Problem statement: Write the records out again, keeping each line exactly as it is.

Stored data:
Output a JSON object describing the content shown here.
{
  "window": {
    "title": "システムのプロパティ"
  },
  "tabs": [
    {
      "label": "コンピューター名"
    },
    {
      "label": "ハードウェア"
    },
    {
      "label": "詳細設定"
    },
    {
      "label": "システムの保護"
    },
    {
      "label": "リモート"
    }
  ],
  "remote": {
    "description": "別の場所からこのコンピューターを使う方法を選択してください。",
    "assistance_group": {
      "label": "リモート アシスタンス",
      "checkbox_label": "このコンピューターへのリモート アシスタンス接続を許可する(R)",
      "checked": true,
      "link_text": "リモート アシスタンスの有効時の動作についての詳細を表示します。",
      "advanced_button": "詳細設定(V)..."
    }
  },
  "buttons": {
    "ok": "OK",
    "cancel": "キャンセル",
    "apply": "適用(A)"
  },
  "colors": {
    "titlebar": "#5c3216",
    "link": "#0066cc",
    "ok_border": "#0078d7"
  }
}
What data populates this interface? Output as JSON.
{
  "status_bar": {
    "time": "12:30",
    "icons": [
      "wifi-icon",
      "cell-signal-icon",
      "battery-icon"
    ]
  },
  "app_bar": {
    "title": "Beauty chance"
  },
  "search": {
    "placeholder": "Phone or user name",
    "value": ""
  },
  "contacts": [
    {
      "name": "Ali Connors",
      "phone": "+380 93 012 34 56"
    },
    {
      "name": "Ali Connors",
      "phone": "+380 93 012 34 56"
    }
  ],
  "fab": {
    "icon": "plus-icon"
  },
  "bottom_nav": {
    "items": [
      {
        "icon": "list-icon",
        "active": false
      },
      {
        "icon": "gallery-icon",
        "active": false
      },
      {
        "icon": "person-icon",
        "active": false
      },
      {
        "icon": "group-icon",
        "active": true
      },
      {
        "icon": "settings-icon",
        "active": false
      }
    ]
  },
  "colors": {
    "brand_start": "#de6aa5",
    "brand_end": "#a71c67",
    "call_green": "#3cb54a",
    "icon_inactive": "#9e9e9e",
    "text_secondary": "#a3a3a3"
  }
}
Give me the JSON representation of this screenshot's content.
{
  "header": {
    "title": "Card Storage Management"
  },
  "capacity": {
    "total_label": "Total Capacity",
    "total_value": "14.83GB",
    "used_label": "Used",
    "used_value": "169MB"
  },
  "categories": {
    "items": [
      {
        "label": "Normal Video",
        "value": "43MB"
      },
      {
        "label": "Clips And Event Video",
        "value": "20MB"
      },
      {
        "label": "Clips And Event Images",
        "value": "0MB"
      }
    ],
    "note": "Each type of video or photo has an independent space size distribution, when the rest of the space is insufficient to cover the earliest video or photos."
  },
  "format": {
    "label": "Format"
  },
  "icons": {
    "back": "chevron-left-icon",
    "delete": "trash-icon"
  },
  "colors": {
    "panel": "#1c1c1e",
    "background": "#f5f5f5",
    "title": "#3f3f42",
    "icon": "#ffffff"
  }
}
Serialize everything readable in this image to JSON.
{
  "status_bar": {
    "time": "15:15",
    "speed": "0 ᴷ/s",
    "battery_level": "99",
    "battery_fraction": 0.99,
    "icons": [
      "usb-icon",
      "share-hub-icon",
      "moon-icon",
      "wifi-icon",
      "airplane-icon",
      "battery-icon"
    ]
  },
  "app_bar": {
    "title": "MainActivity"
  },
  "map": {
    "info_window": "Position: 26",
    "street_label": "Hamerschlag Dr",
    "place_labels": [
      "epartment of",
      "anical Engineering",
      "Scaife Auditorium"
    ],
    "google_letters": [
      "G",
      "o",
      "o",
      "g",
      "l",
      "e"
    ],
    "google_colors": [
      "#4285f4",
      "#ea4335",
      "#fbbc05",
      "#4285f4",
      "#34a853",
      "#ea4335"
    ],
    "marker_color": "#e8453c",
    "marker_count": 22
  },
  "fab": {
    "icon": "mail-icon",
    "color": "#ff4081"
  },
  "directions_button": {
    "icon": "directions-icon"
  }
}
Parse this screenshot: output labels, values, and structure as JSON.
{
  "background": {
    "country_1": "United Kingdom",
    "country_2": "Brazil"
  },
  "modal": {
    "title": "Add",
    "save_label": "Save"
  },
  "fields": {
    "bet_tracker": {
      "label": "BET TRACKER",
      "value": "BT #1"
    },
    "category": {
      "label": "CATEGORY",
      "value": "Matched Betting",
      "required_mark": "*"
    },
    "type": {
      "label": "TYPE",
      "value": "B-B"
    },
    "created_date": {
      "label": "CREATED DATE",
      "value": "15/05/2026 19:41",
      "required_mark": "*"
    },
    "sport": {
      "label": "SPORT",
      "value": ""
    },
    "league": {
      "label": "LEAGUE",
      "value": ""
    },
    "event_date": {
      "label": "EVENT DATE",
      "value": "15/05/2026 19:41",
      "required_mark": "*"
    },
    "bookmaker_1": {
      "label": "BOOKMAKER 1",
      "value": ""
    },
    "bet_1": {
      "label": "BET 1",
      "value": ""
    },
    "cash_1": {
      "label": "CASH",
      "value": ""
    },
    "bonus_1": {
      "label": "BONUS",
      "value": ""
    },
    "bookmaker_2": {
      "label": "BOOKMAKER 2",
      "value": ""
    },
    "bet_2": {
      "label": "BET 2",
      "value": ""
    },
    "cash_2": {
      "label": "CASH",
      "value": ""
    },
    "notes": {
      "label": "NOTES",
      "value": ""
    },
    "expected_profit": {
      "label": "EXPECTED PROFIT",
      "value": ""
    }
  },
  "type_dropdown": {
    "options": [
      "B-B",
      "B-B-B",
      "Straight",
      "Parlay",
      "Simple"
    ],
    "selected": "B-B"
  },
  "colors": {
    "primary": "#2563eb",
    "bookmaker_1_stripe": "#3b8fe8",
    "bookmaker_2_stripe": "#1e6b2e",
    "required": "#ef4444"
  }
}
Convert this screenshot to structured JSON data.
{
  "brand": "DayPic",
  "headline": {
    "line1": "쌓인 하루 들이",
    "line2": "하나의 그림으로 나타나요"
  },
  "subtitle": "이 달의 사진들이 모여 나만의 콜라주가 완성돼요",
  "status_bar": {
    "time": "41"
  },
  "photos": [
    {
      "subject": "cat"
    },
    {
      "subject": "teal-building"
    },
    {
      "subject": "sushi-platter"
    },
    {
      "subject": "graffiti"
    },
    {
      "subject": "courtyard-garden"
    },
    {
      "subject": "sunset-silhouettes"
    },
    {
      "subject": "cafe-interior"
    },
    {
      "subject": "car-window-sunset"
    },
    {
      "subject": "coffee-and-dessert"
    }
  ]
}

Completed exercise:
Output a JSON object describing the content shown here.
{
  "window": {
    "title": "システムのプロパティ"
  },
  "tabs": [
    {
      "label": "コンピューター名"
    },
    {
      "label": "ハードウェア"
    },
    {
      "label": "詳細設定"
    },
    {
      "label": "システムの保護"
    },
    {
      "label": "リモート"
    }
  ],
  "remote": {
    "description": "別の場所からこのコンピューターを使う方法を選択してください。",
    "assistance_group": {
      "label": "リモート アシスタンス",
      "checkbox_label": "このコンピューターへのリモート アシスタンス接続を許可する(R)",
      "checked": true,
      "link_text": "リモート アシスタンスの有効時の動作についての詳細を表示します。",
      "advanced_button": "詳細設定(V)..."
    }
  },
  "buttons": {
    "ok": "OK",
    "cancel": "キャンセル",
    "apply": "適用(A)"
  },
  "colors": {
    "titlebar": "#5c3216",
    "link": "#0066cc",
    "ok_border": "#0078d7"
  }
}
What data populates this interface? Output as JSON.
{
  "status_bar": {
    "time": "12:30",
    "icons": [
      "wifi-icon",
      "cell-signal-icon",
      "battery-icon"
    ]
  },
  "app_bar": {
    "title": "Beauty chance"
  },
  "search": {
    "placeholder": "Phone or user name",
    "value": ""
  },
  "contacts": [
    {
      "name": "Ali Connors",
      "phone": "+380 93 012 34 56"
    },
    {
      "name": "Ali Connors",
      "phone": "+380 93 012 34 56"
    }
  ],
  "fab": {
    "icon": "plus-icon"
  },
  "bottom_nav": {
    "items": [
      {
        "icon": "list-icon",
        "active": false
      },
      {
        "icon": "gallery-icon",
        "active": false
      },
      {
        "icon": "person-icon",
        "active": false
      },
      {
        "icon": "group-icon",
        "active": true
      },
      {
        "icon": "settings-icon",
        "active": false
      }
    ]
  },
  "colors": {
    "brand_start": "#de6aa5",
    "brand_end": "#a71c67",
    "call_green": "#3cb54a",
    "icon_inactive": "#9e9e9e",
    "text_secondary": "#a3a3a3"
  }
}
Give me the JSON representation of this screenshot's content.
{
  "header": {
    "title": "Card Storage Management"
  },
  "capacity": {
    "total_label": "Total Capacity",
    "total_value": "14.83GB",
    "used_label": "Used",
    "used_value": "169MB"
  },
  "categories": {
    "items": [
      {
        "label": "Normal Video",
        "value": "43MB"
      },
      {
        "label": "Clips And Event Video",
        "value": "20MB"
      },
      {
        "label": "Clips And Event Images",
        "value": "0MB"
      }
    ],
    "note": "Each type of video or photo has an independent space size distribution, when the rest of the space is insufficient to cover the earliest video or photos."
  },
  "format": {
    "label": "Format"
  },
  "icons": {
    "back": "chevron-left-icon",
    "delete": "trash-icon"
  },
  "colors": {
    "panel": "#1c1c1e",
    "background": "#f5f5f5",
    "title": "#3f3f42",
    "icon": "#ffffff"
  }
}
Serialize everything readable in this image to JSON.
{
  "status_bar": {
    "time": "15:15",
    "speed": "0 ᴷ/s",
    "battery_level": "99",
    "battery_fraction": 0.99,
    "icons": [
      "usb-icon",
      "share-hub-icon",
      "moon-icon",
      "wifi-icon",
      "airplane-icon",
      "battery-icon"
    ]
  },
  "app_bar": {
    "title": "MainActivity"
  },
  "map": {
    "info_window": "Position: 26",
    "street_label": "Hamerschlag Dr",
    "place_labels": [
      "epartment of",
      "anical Engineering",
      "Scaife Auditorium"
    ],
    "google_letters": [
      "G",
      "o",
      "o",
      "g",
      "l",
      "e"
    ],
    "google_colors": [
      "#4285f4",
      "#ea4335",
      "#fbbc05",
      "#4285f4",
      "#34a853",
      "#ea4335"
    ],
    "marker_color": "#e8453c",
    "marker_count": 22
  },
  "fab": {
    "icon": "mail-icon",
    "color": "#ff4081"
  },
  "directions_button": {
    "icon": "directions-icon"
  }
}
Parse this screenshot: output labels, values, and structure as JSON.
{
  "background": {
    "country_1": "United Kingdom",
    "country_2": "Brazil"
  },
  "modal": {
    "title": "Add",
    "save_label": "Save"
  },
  "fields": {
    "bet_tracker": {
      "label": "BET TRACKER",
      "value": "BT #1"
    },
    "category": {
      "label": "CATEGORY",
      "value": "Matched Betting",
      "required_mark": "*"
    },
    "type": {
      "label": "TYPE",
      "value": "B-B"
    },
    "created_date": {
      "label": "CREATED DATE",
      "value": "15/05/2026 19:41",
      "required_mark": "*"
    },
    "sport": {
      "label": "SPORT",
      "value": ""
    },
    "league": {
      "label": "LEAGUE",
      "value": ""
    },
    "event_date": {
      "label": "EVENT DATE",
      "value": "15/05/2026 19:41",
      "required_mark": "*"
    },
    "bookmaker_1": {
      "label": "BOOKMAKER 1",
      "value": ""
    },
    "bet_1": {
      "label": "BET 1",
      "value": ""
    },
    "cash_1": {
      "label": "CASH",
      "value": ""
    },
    "bonus_1": {
      "label": "BONUS",
      "value": ""
    },
    "bookmaker_2": {
      "label": "BOOKMAKER 2",
      "value": ""
    },
    "bet_2": {
      "label": "BET 2",
      "value": ""
    },
    "cash_2": {
      "label": "CASH",
      "value": ""
    },
    "notes": {
      "label": "NOTES",
      "value": ""
    },
    "expected_profit": {
      "label": "EXPECTED PROFIT",
      "value": ""
    }
  },
  "type_dropdown": {
    "options": [
      "B-B",
      "B-B-B",
      "Straight",
      "Parlay",
      "Simple"
    ],
    "selected": "B-B"
  },
  "colors": {
    "primary": "#2563eb",
    "bookmaker_1_stripe": "#3b8fe8",
    "bookmaker_2_stripe": "#1e6b2e",
    "required": "#ef4444"
  }
}
Convert this screenshot to structured JSON data.
{
  "brand": "DayPic",
  "headline": {
    "line1": "쌓인 하루 들이",
    "line2": "하나의 그림으로 나타나요"
  },
  "subtitle": "이 달의 사진들이 모여 나만의 콜라주가 완성돼요",
  "status_bar": {
    "time": "41"
  },
  "photos": [
    {
      "subject": "cat"
    },
    {
      "subject": "teal-building"
    },
    {
      "subject": "sushi-platter"
    },
    {
      "subject": "graffiti"
    },
    {
      "subject": "courtyard-garden"
    },
    {
      "subject": "sunset-silhouettes"
    },
    {
      "subject": "cafe-interior"
    },
    {
      "subject": "car-window-sunset"
    },
    {
      "subject": "coffee-and-dessert"
    }
  ]
}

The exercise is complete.